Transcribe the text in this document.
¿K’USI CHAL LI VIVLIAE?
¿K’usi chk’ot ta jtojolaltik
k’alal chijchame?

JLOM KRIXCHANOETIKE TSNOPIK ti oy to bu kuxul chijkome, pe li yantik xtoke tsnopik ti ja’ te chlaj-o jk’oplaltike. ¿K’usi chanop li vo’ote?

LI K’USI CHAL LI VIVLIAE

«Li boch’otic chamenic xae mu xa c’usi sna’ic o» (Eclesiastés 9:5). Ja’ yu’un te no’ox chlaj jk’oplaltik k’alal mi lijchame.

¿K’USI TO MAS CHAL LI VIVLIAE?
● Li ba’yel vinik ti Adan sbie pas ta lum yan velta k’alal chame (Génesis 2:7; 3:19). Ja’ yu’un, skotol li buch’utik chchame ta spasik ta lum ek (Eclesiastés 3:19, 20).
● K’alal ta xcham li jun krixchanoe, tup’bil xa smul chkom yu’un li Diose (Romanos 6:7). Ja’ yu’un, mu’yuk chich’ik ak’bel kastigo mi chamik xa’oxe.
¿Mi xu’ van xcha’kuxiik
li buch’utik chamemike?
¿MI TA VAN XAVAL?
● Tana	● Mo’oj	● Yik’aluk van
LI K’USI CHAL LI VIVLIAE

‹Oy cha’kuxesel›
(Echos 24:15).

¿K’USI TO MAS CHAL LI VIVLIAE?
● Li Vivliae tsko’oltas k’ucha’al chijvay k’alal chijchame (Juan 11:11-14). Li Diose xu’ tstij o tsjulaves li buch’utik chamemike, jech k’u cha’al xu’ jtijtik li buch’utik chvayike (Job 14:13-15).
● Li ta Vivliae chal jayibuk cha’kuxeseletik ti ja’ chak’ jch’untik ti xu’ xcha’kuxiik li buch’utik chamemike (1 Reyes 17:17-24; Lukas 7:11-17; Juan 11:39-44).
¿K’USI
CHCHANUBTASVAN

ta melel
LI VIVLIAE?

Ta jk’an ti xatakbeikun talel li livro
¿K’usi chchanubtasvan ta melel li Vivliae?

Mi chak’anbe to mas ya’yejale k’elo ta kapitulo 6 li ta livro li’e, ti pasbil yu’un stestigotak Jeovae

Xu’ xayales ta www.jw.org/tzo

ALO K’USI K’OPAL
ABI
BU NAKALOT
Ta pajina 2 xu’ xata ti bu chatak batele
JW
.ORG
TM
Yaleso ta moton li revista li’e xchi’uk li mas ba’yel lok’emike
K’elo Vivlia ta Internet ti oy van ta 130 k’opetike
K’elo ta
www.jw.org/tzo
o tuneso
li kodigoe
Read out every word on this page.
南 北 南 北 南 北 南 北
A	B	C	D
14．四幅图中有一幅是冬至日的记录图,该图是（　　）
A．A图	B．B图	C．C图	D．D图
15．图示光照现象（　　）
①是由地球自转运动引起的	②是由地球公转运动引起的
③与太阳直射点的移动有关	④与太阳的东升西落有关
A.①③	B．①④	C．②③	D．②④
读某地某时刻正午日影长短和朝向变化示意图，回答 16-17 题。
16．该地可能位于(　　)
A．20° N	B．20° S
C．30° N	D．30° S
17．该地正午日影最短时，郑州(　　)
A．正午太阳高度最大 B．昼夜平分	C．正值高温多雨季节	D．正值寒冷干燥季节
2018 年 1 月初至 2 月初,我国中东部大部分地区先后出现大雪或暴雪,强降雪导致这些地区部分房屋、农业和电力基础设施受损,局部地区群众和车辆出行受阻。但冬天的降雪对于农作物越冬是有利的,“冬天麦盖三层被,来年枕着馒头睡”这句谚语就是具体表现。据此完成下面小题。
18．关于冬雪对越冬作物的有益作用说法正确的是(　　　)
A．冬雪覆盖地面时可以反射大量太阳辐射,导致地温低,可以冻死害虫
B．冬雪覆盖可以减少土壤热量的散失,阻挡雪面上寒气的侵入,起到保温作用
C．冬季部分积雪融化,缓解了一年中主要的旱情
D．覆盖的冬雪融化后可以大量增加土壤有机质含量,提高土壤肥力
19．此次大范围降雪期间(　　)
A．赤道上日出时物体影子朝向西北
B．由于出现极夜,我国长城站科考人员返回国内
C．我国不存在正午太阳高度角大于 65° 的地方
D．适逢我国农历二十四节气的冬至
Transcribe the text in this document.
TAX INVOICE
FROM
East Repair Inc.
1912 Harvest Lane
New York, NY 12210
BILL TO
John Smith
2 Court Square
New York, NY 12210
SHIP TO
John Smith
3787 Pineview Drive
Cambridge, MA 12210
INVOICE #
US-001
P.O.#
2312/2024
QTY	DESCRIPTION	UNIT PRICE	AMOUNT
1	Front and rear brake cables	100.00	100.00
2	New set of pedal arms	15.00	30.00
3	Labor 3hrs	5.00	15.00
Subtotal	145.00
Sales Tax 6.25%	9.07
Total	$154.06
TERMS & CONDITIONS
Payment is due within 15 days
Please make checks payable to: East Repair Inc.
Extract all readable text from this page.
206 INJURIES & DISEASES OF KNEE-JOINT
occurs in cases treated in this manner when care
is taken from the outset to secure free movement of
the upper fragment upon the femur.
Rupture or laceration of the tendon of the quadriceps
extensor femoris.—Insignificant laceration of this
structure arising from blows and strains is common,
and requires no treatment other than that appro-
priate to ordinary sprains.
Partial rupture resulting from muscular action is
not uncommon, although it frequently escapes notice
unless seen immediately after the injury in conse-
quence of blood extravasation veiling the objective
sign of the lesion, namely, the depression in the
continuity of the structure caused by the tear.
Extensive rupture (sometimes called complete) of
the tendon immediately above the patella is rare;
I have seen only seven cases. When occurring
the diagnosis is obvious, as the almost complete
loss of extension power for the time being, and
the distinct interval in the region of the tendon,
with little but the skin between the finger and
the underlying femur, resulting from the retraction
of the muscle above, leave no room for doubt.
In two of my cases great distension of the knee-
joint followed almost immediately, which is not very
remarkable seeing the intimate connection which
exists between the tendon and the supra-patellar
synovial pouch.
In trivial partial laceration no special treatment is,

━━━━━━

§ **TASK INSTRUCTIONS**
Out of the records, collect only those lines that contain the string "chak".

§ **ANSWER**
● Li ta Vivliae chal jayibuk cha’kuxeseletik ti ja’ chak’ jch’untik ti xu’ xcha’kuxiik li buch’utik chamemike (1 Reyes 17:17-24; Lukas 7:11-17; Juan 11:39-44).
Mi chak’anbe to mas ya’yejale k’elo ta kapitulo 6 li ta livro li’e, ti pasbil yu’un stestigotak Jeovae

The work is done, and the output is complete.